** Start **

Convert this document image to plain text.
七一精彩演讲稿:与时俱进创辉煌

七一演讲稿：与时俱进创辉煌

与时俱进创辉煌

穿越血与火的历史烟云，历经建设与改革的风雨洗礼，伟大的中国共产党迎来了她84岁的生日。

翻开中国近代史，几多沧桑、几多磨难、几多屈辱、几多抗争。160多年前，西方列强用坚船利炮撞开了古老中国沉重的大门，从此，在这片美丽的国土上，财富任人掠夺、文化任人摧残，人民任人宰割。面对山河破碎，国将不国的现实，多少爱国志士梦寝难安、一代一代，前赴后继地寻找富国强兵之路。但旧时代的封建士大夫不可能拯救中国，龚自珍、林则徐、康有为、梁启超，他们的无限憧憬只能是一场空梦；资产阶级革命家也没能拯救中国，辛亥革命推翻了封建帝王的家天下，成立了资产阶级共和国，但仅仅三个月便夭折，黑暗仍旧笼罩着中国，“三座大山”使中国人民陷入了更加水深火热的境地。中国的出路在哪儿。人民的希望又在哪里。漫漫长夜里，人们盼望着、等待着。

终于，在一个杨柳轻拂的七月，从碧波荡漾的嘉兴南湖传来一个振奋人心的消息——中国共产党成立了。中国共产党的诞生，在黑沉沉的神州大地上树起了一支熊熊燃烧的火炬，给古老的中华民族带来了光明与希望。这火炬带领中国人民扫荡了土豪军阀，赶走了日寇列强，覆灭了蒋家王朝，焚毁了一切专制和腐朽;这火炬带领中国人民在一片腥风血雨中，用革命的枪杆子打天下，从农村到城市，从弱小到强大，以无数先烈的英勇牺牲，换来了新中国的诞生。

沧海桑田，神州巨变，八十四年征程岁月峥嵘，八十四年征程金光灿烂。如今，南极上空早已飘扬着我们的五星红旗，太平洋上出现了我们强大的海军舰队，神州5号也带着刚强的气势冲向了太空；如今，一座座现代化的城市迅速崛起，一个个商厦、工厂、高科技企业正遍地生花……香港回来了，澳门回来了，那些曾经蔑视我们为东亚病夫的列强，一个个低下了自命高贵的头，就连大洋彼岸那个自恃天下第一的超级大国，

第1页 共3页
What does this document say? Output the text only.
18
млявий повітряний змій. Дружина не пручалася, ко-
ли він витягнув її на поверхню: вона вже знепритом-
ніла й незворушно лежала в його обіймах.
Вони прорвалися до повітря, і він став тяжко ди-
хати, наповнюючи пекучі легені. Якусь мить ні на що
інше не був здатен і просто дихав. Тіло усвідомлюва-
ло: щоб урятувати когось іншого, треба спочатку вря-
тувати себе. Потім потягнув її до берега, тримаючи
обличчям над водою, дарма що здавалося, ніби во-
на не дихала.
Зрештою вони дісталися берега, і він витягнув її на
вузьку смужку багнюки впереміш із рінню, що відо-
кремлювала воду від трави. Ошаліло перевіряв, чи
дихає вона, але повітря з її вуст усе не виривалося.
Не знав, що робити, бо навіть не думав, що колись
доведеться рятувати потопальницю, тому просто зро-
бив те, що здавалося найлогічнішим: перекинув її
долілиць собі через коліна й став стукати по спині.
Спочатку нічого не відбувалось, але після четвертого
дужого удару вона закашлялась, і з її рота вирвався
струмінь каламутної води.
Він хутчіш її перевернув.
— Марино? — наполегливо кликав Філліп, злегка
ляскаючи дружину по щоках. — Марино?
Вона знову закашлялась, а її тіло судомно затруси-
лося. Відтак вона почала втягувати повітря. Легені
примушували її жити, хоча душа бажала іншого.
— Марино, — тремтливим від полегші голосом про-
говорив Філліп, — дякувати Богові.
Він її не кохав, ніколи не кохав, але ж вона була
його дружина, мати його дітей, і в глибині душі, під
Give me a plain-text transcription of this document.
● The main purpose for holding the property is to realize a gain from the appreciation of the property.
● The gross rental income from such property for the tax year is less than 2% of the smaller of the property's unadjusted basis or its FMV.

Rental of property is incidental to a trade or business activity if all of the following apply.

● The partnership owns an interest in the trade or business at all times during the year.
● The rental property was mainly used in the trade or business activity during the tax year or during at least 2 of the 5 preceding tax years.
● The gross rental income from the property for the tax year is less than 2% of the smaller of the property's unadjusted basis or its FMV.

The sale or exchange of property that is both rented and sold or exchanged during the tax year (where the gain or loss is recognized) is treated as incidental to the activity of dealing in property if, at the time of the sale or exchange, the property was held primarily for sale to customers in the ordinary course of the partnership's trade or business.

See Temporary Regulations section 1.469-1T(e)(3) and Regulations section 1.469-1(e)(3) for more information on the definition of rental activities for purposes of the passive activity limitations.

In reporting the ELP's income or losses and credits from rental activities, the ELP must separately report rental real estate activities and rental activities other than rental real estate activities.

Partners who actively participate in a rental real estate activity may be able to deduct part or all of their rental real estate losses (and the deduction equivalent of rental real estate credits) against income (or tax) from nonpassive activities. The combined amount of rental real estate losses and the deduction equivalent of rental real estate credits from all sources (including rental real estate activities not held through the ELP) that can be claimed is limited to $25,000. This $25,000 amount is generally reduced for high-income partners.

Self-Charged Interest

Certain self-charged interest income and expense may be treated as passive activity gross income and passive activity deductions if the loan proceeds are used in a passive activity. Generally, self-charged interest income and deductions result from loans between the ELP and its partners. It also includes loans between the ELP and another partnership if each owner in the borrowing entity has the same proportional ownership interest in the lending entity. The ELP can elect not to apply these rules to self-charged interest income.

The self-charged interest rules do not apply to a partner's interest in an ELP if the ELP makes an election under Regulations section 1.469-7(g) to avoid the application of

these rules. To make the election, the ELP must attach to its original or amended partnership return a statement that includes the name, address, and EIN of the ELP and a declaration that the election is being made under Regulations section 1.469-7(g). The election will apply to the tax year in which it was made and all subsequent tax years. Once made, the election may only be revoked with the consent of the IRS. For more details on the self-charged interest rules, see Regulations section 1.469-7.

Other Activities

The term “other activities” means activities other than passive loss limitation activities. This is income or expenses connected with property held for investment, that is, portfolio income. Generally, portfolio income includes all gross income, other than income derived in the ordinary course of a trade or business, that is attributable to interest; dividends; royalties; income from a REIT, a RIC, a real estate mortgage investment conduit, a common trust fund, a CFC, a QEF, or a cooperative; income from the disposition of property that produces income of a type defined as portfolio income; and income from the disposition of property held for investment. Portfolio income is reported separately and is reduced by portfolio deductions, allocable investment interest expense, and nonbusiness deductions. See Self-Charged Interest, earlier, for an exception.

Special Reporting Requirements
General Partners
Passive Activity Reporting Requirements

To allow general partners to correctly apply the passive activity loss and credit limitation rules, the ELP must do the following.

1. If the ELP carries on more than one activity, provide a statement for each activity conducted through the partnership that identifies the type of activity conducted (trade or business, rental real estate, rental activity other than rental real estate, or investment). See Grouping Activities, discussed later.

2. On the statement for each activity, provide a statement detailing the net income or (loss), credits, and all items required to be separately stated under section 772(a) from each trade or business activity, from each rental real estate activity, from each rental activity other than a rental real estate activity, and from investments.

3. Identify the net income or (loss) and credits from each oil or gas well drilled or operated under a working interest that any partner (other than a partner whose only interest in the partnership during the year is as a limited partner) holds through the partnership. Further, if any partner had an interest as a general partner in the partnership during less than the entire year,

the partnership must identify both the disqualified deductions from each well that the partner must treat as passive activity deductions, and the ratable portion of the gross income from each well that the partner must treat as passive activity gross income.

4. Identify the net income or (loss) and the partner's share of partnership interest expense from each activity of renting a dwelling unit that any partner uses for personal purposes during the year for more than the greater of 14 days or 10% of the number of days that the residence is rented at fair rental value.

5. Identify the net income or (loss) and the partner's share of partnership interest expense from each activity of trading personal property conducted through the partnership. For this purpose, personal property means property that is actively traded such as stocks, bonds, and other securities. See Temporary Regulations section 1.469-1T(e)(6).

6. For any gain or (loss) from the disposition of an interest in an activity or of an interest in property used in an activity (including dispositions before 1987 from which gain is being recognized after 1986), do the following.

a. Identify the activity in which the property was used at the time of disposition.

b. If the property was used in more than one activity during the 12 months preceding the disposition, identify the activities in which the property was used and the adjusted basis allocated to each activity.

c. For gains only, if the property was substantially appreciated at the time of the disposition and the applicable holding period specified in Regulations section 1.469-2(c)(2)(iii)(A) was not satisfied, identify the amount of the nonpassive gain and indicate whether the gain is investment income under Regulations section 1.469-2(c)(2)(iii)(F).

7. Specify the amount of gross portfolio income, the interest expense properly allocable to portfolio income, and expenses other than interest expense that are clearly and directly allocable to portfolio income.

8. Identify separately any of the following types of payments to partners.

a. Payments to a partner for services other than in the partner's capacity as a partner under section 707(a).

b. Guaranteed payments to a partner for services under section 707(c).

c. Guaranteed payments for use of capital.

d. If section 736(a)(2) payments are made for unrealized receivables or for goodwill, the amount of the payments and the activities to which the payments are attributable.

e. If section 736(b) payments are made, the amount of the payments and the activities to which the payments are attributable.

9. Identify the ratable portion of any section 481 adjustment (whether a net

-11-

** End **

- To be done -
Search the lines for "whether". Copy each line that has it.

- Result of the task -
c. For gains only, if the property was substantially appreciated at the time of the disposition and the applicable holding period specified in Regulations section 1.469-2(c)(2)(iii)(A) was not satisfied, identify the amount of the nonpassive gain and indicate whether the gain is investment income under Regulations section 1.469-2(c)(2)(iii)(F).
9. Identify the ratable portion of any section 481 adjustment (whether a net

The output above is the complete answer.